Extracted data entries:
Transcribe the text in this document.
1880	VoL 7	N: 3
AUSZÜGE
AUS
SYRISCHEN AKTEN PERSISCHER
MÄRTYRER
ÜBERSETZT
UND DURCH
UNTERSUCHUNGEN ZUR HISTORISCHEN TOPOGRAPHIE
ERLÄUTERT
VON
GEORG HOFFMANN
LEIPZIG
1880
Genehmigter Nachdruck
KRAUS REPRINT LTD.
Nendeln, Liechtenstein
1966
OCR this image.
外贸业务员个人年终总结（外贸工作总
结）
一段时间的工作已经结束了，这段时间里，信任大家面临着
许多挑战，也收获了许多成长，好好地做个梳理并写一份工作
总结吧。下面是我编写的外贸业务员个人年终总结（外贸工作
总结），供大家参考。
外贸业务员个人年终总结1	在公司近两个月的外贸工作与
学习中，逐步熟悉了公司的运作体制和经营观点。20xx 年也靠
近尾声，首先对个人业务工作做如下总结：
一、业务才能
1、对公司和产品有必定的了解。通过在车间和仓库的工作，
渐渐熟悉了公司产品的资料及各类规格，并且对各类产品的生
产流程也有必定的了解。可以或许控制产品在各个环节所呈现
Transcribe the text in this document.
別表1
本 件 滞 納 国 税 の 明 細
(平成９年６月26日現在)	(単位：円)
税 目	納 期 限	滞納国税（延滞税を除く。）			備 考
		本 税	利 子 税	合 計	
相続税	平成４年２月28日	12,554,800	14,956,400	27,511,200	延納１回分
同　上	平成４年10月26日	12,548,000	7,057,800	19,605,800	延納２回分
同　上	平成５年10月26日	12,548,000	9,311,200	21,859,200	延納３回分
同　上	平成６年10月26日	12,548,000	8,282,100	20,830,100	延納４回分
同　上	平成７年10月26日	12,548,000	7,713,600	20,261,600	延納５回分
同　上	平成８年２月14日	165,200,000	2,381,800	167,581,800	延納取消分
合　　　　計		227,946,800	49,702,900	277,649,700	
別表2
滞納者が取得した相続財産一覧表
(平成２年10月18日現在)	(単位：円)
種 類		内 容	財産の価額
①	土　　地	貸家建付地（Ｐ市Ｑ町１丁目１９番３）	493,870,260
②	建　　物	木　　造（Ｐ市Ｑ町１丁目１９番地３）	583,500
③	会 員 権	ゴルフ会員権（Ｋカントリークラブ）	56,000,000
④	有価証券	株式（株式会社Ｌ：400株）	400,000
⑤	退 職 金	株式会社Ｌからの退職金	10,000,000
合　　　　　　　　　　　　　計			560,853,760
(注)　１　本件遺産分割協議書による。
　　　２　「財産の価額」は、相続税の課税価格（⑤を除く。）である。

* [WRITTEN TASK] Take the line holding "OCR this image." and all lines after it through the end of the data, and set them down exactly.

* [SOLUTION]
OCR this image.
外贸业务员个人年终总结（外贸工作总
结）
一段时间的工作已经结束了，这段时间里，信任大家面临着
许多挑战，也收获了许多成长，好好地做个梳理并写一份工作
总结吧。下面是我编写的外贸业务员个人年终总结（外贸工作
总结），供大家参考。
外贸业务员个人年终总结1	在公司近两个月的外贸工作与
学习中，逐步熟悉了公司的运作体制和经营观点。20xx 年也靠
近尾声，首先对个人业务工作做如下总结：
一、业务才能
1、对公司和产品有必定的了解。通过在车间和仓库的工作，
渐渐熟悉了公司产品的资料及各类规格，并且对各类产品的生
产流程也有必定的了解。可以或许控制产品在各个环节所呈现
Transcribe the text in this document.
別表1
本 件 滞 納 国 税 の 明 細
(平成９年６月26日現在)	(単位：円)
税 目	納 期 限	滞納国税（延滞税を除く。）			備 考
		本 税	利 子 税	合 計	
相続税	平成４年２月28日	12,554,800	14,956,400	27,511,200	延納１回分
同　上	平成４年10月26日	12,548,000	7,057,800	19,605,800	延納２回分
同　上	平成５年10月26日	12,548,000	9,311,200	21,859,200	延納３回分
同　上	平成６年10月26日	12,548,000	8,282,100	20,830,100	延納４回分
同　上	平成７年10月26日	12,548,000	7,713,600	20,261,600	延納５回分
同　上	平成８年２月14日	165,200,000	2,381,800	167,581,800	延納取消分
合　　　　計		227,946,800	49,702,900	277,649,700	
別表2
滞納者が取得した相続財産一覧表
(平成２年10月18日現在)	(単位：円)
種 類		内 容	財産の価額
①	土　　地	貸家建付地（Ｐ市Ｑ町１丁目１９番３）	493,870,260
②	建　　物	木　　造（Ｐ市Ｑ町１丁目１９番地３）	583,500
③	会 員 権	ゴルフ会員権（Ｋカントリークラブ）	56,000,000
④	有価証券	株式（株式会社Ｌ：400株）	400,000
⑤	退 職 金	株式会社Ｌからの退職金	10,000,000
合　　　　　　　　　　　　　計			560,853,760
(注)　１　本件遺産分割協議書による。
　　　２　「財産の価額」は、相続税の課税価格（⑤を除く。）である。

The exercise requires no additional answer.